**Exercise prompt**
Find each line containing the string "Results" and return it.

**Items**
'''

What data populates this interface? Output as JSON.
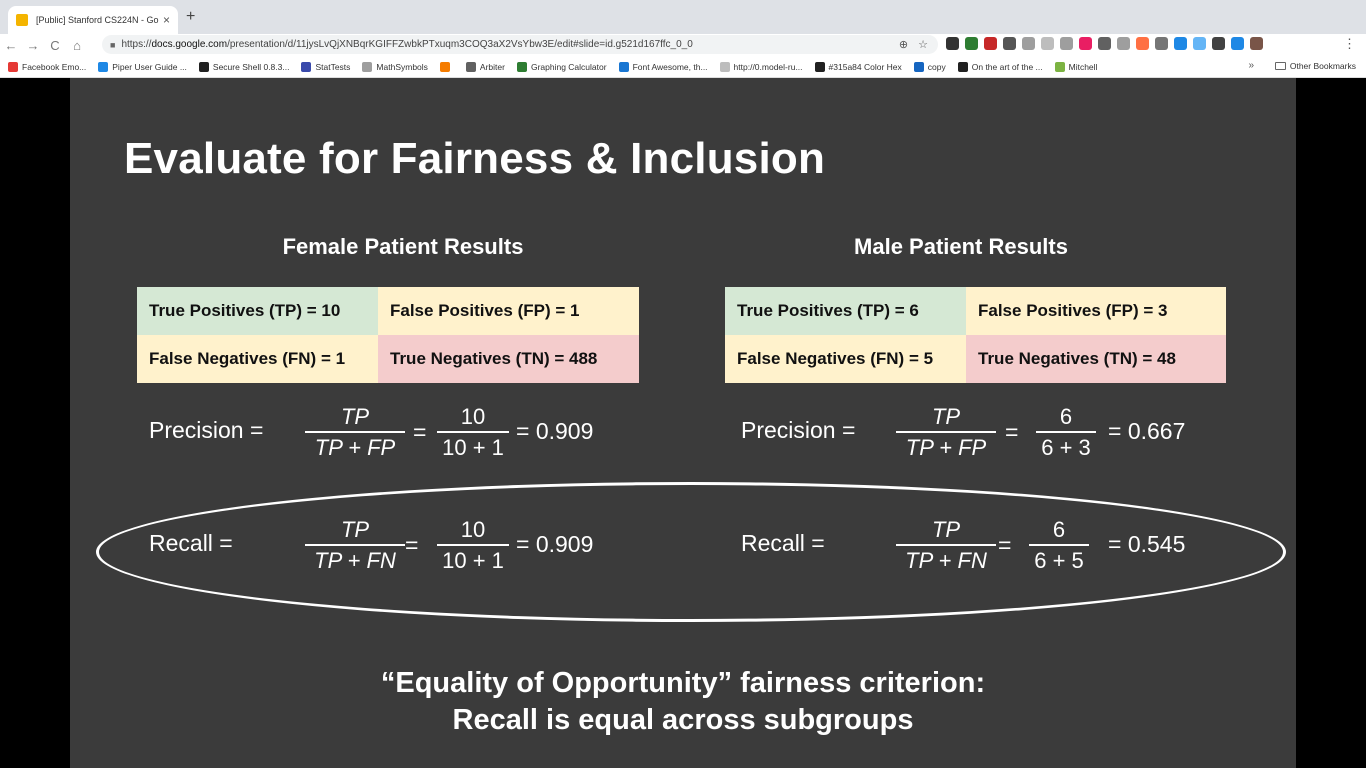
{
  "browser": {
    "tab_title": "[Public] Stanford CS224N - Go",
    "tab_close": "×",
    "new_tab": "+",
    "url_prefix": "https://",
    "url_host": "docs.google.com",
    "url_path": "/presentation/d/11jysLvQjXNBqrKGIFFZwbkPTxuqm3COQ3aX2VsYbw3E/edit#slide=id.g521d167ffc_0_0",
    "nav_back": "←",
    "nav_forward": "→",
    "nav_reload": "C",
    "nav_home": "⌂",
    "zoom_icon_glyph": "⊕",
    "star_glyph": "☆",
    "menu_glyph": "⋮",
    "bookmarks_more": "»",
    "other_bookmarks": "Other Bookmarks"
  },
  "bookmarks": [
    {
      "label": "Facebook Emo...",
      "color": "#e53935"
    },
    {
      "label": "Piper User Guide ...",
      "color": "#1e88e5"
    },
    {
      "label": "Secure Shell 0.8.3...",
      "color": "#212121"
    },
    {
      "label": "StatTests",
      "color": "#3949ab"
    },
    {
      "label": "MathSymbols",
      "color": "#9e9e9e"
    },
    {
      "label": "",
      "color": "#f57c00"
    },
    {
      "label": "Arbiter",
      "color": "#616161"
    },
    {
      "label": "Graphing Calculator",
      "color": "#2e7d32"
    },
    {
      "label": "Font Awesome, th...",
      "color": "#1976d2"
    },
    {
      "label": "http://0.model-ru...",
      "color": "#bdbdbd"
    },
    {
      "label": "#315a84 Color Hex",
      "color": "#212121"
    },
    {
      "label": "copy",
      "color": "#1565c0"
    },
    {
      "label": "On the art of the ...",
      "color": "#212121"
    },
    {
      "label": "Mitchell",
      "color": "#7cb342"
    }
  ],
  "extensions": [
    "#333333",
    "#2e7d32",
    "#c62828",
    "#555555",
    "#9e9e9e",
    "#bdbdbd",
    "#9e9e9e",
    "#e91e63",
    "#616161",
    "#9e9e9e",
    "#ff7043",
    "#757575",
    "#1e88e5",
    "#64b5f6",
    "#424242",
    "#1e88e5",
    "#795548"
  ],
  "slide": {
    "title": "Evaluate for Fairness & Inclusion",
    "female": {
      "heading": "Female Patient Results",
      "tp": "True Positives (TP) = 10",
      "fp": "False Positives (FP) = 1",
      "fn": "False Negatives (FN) = 1",
      "tn": "True Negatives (TN) = 488",
      "precision_label": "Precision =",
      "precision_sym_num": "TP",
      "precision_sym_den": "TP + FP",
      "precision_num": "10",
      "precision_den": "10 + 1",
      "precision_result": "= 0.909",
      "recall_label": "Recall =",
      "recall_sym_num": "TP",
      "recall_sym_den": "TP + FN",
      "recall_num": "10",
      "recall_den": "10 + 1",
      "recall_result": "= 0.909"
    },
    "male": {
      "heading": "Male Patient Results",
      "tp": "True Positives (TP) = 6",
      "fp": "False Positives (FP) = 3",
      "fn": "False Negatives (FN) = 5",
      "tn": "True Negatives (TN) = 48",
      "precision_label": "Precision =",
      "precision_sym_num": "TP",
      "precision_sym_den": "TP + FP",
      "precision_num": "6",
      "precision_den": "6 + 3",
      "precision_result": "= 0.667",
      "recall_label": "Recall =",
      "recall_sym_num": "TP",
      "recall_sym_den": "TP + FN",
      "recall_num": "6",
      "recall_den": "6 + 5",
      "recall_result": "= 0.545"
    },
    "equals": "=",
    "footer_line1": "“Equality of Opportunity” fairness criterion:",
    "footer_line2": "Recall is equal across subgroups"
  }
}
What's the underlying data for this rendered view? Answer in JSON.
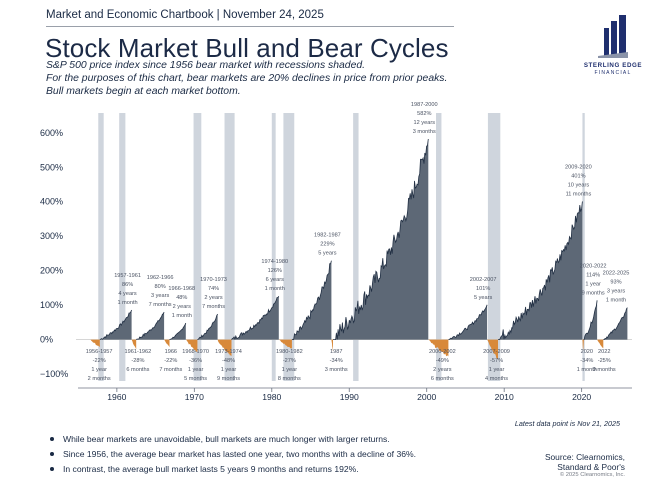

'''

**Task result**
      "heading": "Female Patient Results",
      "heading": "Male Patient Results",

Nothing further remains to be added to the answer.